* WORK REQUIRED: Format the lines beginning with the one that contains "Decompose this screenshot" and continuing through the one that contains "macd-tick-label: 1.1923 [1225,242,1257,252]" as a Markdown table with the columns n and Line, giving each line a row number and skipping blank lines. Leave the pictures out of the table.

*** MATERIAL PROVIDED

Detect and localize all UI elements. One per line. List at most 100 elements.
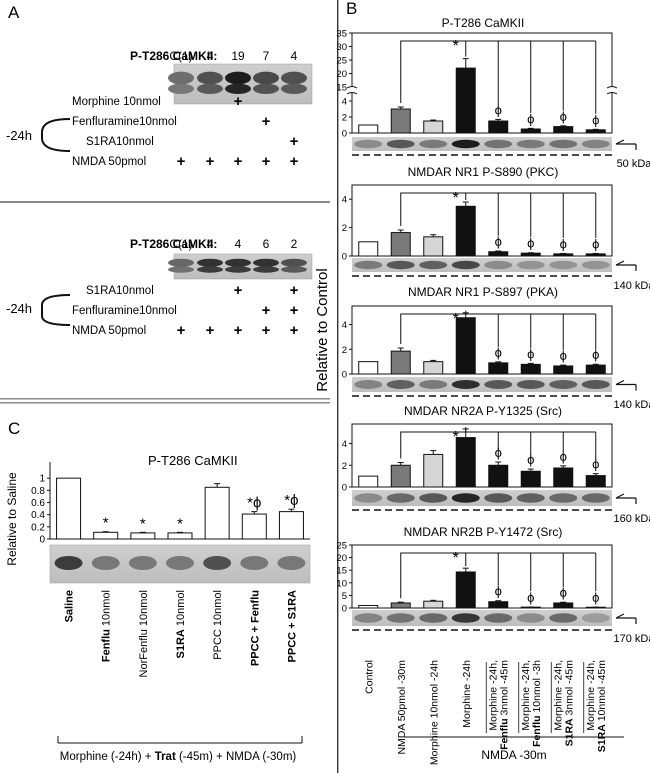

******
*** MATERIAL PROVIDED

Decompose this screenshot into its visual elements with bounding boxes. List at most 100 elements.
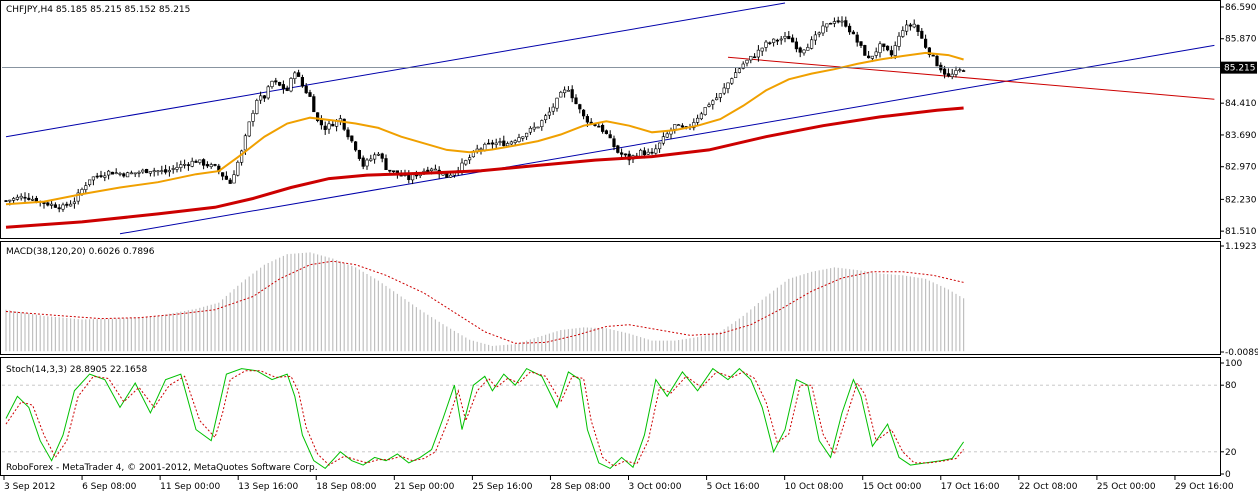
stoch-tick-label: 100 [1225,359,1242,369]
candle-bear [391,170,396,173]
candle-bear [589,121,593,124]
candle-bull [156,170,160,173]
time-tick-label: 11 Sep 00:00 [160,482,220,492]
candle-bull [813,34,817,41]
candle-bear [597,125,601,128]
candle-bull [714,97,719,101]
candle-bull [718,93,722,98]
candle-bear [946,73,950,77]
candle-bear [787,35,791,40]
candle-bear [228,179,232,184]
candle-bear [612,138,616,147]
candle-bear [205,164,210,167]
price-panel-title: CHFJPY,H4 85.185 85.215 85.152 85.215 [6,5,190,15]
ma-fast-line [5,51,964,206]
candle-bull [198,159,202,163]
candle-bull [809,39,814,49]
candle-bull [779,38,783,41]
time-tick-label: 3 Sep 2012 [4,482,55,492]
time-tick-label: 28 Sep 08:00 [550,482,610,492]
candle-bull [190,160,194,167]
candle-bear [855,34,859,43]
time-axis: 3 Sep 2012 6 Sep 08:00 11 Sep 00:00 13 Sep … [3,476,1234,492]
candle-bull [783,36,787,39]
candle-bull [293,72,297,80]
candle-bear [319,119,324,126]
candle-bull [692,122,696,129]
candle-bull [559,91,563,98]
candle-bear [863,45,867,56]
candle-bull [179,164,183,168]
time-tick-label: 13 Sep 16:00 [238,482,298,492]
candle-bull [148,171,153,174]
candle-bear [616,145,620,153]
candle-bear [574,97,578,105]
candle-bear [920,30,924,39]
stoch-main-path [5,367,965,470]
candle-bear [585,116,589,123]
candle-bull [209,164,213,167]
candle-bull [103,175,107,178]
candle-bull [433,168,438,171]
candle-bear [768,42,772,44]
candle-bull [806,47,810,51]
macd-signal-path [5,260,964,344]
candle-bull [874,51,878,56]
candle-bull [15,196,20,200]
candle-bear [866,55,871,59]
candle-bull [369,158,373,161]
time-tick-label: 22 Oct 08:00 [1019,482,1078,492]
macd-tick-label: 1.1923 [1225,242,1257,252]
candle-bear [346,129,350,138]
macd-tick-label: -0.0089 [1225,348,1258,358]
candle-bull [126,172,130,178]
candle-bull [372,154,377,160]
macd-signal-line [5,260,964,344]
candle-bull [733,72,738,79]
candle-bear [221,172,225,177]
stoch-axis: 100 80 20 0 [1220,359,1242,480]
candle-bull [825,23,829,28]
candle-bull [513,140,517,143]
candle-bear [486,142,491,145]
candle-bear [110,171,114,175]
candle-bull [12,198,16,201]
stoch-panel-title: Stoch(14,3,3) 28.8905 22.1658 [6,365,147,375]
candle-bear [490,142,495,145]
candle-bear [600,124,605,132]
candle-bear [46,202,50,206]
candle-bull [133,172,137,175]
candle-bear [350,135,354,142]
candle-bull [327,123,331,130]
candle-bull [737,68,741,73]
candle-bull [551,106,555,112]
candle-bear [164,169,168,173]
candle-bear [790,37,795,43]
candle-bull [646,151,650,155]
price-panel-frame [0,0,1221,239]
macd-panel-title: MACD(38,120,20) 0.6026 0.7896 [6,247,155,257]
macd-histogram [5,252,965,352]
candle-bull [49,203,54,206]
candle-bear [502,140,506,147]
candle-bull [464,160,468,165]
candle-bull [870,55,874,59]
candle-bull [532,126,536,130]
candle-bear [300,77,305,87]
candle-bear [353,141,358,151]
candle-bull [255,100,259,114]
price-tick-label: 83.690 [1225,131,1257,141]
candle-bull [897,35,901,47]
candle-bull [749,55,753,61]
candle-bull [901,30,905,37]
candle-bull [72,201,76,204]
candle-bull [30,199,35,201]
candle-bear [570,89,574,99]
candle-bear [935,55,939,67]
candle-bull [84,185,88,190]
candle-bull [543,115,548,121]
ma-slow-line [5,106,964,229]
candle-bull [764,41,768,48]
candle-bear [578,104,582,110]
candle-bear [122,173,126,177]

******

* OUTPUT FOR THIS EXERCISE:
| n | Line |
|---|---|
| 1 | Decompose this screenshot into its visual elements with bounding boxes. List at most 100 elements. |
| 2 | stoch-tick-label: 100 [1225,359,1242,369] |
| 3 | candle-bear [391,170,396,173] |
| 4 | candle-bear [589,121,593,124] |
| 5 | candle-bull [156,170,160,173] |
| 6 | time-tick-label: 11 Sep 00:00 [160,482,220,492] |
| 7 | candle-bull [813,34,817,41] |
| 8 | candle-bear [597,125,601,128] |
| 9 | candle-bull [714,97,719,101] |
| 10 | candle-bull [718,93,722,98] |
| 11 | candle-bear [946,73,950,77] |
| 12 | candle-bear [787,35,791,40] |
| 13 | candle-bear [228,179,232,184] |
| 14 | candle-bear [612,138,616,147] |
| 15 | candle-bear [205,164,210,167] |
| 16 | price-panel-title: CHFJPY,H4 85.185 85.215 85.152 85.215 [6,5,190,15] |
| 17 | ma-fast-line [5,51,964,206] |
| 18 | candle-bull [198,159,202,163] |
| 19 | candle-bull [809,39,814,49] |
| 20 | candle-bull [779,38,783,41] |
| 21 | time-tick-label: 3 Sep 2012 [4,482,55,492] |
| 22 | time-tick-label: 28 Sep 08:00 [550,482,610,492] |
| 23 | candle-bull [190,160,194,167] |
| 24 | candle-bear [855,34,859,43] |
| 25 | time-axis: 3 Sep 2012 6 Sep 08:00 11 Sep 00:00 13 Sep … [3,476,1234,492] |
| 26 | candle-bull [783,36,787,39] |
| 27 | candle-bull [293,72,297,80] |
| 28 | candle-bear [319,119,324,126] |
| 29 | candle-bull [692,122,696,129] |
| 30 | candle-bull [559,91,563,98] |
| 31 | candle-bear [863,45,867,56] |
| 32 | candle-bull [179,164,183,168] |
| 33 | time-tick-label: 13 Sep 16:00 [238,482,298,492] |
| 34 | candle-bull [148,171,153,174] |
| 35 | candle-bear [616,145,620,153] |
| 36 | candle-bear [574,97,578,105] |
| 37 | candle-bear [920,30,924,39] |
| 38 | stoch-main-path [5,367,965,470] |
| 39 | candle-bear [585,116,589,123] |
| 40 | candle-bull [209,164,213,167] |
| 41 | candle-bull [103,175,107,178] |
| 42 | candle-bull [433,168,438,171] |
| 43 | candle-bear [768,42,772,44] |
| 44 | candle-bull [806,47,810,51] |
| 45 | macd-signal-path [5,260,964,344] |
| 46 | candle-bull [874,51,878,56] |
| 47 | candle-bull [15,196,20,200] |
| 48 | candle-bear [866,55,871,59] |
| 49 | candle-bull [369,158,373,161] |
| 50 | time-tick-label: 22 Oct 08:00 [1019,482,1078,492] |
| 51 | macd-tick-label: 1.1923 [1225,242,1257,252] |